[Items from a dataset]
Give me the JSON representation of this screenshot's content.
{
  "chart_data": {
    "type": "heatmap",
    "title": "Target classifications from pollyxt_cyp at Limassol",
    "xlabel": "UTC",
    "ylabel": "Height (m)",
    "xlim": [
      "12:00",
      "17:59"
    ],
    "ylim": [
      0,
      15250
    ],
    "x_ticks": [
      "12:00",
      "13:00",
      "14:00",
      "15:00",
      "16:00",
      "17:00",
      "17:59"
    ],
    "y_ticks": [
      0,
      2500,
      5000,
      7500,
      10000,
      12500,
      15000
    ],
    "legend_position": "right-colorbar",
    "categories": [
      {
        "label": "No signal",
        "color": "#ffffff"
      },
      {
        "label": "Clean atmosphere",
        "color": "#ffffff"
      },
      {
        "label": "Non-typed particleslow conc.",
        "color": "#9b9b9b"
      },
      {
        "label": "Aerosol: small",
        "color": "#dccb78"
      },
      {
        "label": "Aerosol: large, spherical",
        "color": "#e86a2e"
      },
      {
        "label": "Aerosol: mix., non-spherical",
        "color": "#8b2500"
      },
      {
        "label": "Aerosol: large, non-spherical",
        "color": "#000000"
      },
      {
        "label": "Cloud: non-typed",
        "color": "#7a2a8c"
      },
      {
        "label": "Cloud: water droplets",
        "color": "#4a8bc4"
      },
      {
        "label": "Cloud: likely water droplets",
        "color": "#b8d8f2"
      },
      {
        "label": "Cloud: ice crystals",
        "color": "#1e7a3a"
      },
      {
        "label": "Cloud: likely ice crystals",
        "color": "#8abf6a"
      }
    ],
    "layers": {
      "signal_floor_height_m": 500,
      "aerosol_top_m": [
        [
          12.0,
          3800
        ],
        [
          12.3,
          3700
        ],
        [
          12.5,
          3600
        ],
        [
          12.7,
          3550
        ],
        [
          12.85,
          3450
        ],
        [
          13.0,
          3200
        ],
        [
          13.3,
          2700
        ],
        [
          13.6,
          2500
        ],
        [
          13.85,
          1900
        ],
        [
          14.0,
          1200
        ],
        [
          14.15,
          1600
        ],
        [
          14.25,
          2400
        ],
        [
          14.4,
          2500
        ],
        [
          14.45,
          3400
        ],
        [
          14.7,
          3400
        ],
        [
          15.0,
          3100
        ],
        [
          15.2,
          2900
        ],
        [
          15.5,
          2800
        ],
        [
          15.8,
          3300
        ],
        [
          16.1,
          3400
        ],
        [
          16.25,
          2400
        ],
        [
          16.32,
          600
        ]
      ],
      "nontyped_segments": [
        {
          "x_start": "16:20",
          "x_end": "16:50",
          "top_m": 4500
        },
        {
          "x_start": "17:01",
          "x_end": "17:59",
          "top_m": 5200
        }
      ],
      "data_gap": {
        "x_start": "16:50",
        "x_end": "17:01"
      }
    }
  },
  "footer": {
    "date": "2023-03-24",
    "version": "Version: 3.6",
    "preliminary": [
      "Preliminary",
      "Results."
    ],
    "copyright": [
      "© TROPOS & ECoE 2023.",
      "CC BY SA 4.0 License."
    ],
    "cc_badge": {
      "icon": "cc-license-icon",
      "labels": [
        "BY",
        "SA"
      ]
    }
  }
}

» Given task: Your task is to reproduce all of the records exactly.

» Worked answer:
Give me the JSON representation of this screenshot's content.
{
  "chart_data": {
    "type": "heatmap",
    "title": "Target classifications from pollyxt_cyp at Limassol",
    "xlabel": "UTC",
    "ylabel": "Height (m)",
    "xlim": [
      "12:00",
      "17:59"
    ],
    "ylim": [
      0,
      15250
    ],
    "x_ticks": [
      "12:00",
      "13:00",
      "14:00",
      "15:00",
      "16:00",
      "17:00",
      "17:59"
    ],
    "y_ticks": [
      0,
      2500,
      5000,
      7500,
      10000,
      12500,
      15000
    ],
    "legend_position": "right-colorbar",
    "categories": [
      {
        "label": "No signal",
        "color": "#ffffff"
      },
      {
        "label": "Clean atmosphere",
        "color": "#ffffff"
      },
      {
        "label": "Non-typed particleslow conc.",
        "color": "#9b9b9b"
      },
      {
        "label": "Aerosol: small",
        "color": "#dccb78"
      },
      {
        "label": "Aerosol: large, spherical",
        "color": "#e86a2e"
      },
      {
        "label": "Aerosol: mix., non-spherical",
        "color": "#8b2500"
      },
      {
        "label": "Aerosol: large, non-spherical",
        "color": "#000000"
      },
      {
        "label": "Cloud: non-typed",
        "color": "#7a2a8c"
      },
      {
        "label": "Cloud: water droplets",
        "color": "#4a8bc4"
      },
      {
        "label": "Cloud: likely water droplets",
        "color": "#b8d8f2"
      },
      {
        "label": "Cloud: ice crystals",
        "color": "#1e7a3a"
      },
      {
        "label": "Cloud: likely ice crystals",
        "color": "#8abf6a"
      }
    ],
    "layers": {
      "signal_floor_height_m": 500,
      "aerosol_top_m": [
        [
          12.0,
          3800
        ],
        [
          12.3,
          3700
        ],
        [
          12.5,
          3600
        ],
        [
          12.7,
          3550
        ],
        [
          12.85,
          3450
        ],
        [
          13.0,
          3200
        ],
        [
          13.3,
          2700
        ],
        [
          13.6,
          2500
        ],
        [
          13.85,
          1900
        ],
        [
          14.0,
          1200
        ],
        [
          14.15,
          1600
        ],
        [
          14.25,
          2400
        ],
        [
          14.4,
          2500
        ],
        [
          14.45,
          3400
        ],
        [
          14.7,
          3400
        ],
        [
          15.0,
          3100
        ],
        [
          15.2,
          2900
        ],
        [
          15.5,
          2800
        ],
        [
          15.8,
          3300
        ],
        [
          16.1,
          3400
        ],
        [
          16.25,
          2400
        ],
        [
          16.32,
          600
        ]
      ],
      "nontyped_segments": [
        {
          "x_start": "16:20",
          "x_end": "16:50",
          "top_m": 4500
        },
        {
          "x_start": "17:01",
          "x_end": "17:59",
          "top_m": 5200
        }
      ],
      "data_gap": {
        "x_start": "16:50",
        "x_end": "17:01"
      }
    }
  },
  "footer": {
    "date": "2023-03-24",
    "version": "Version: 3.6",
    "preliminary": [
      "Preliminary",
      "Results."
    ],
    "copyright": [
      "© TROPOS & ECoE 2023.",
      "CC BY SA 4.0 License."
    ],
    "cc_badge": {
      "icon": "cc-license-icon",
      "labels": [
        "BY",
        "SA"
      ]
    }
  }
}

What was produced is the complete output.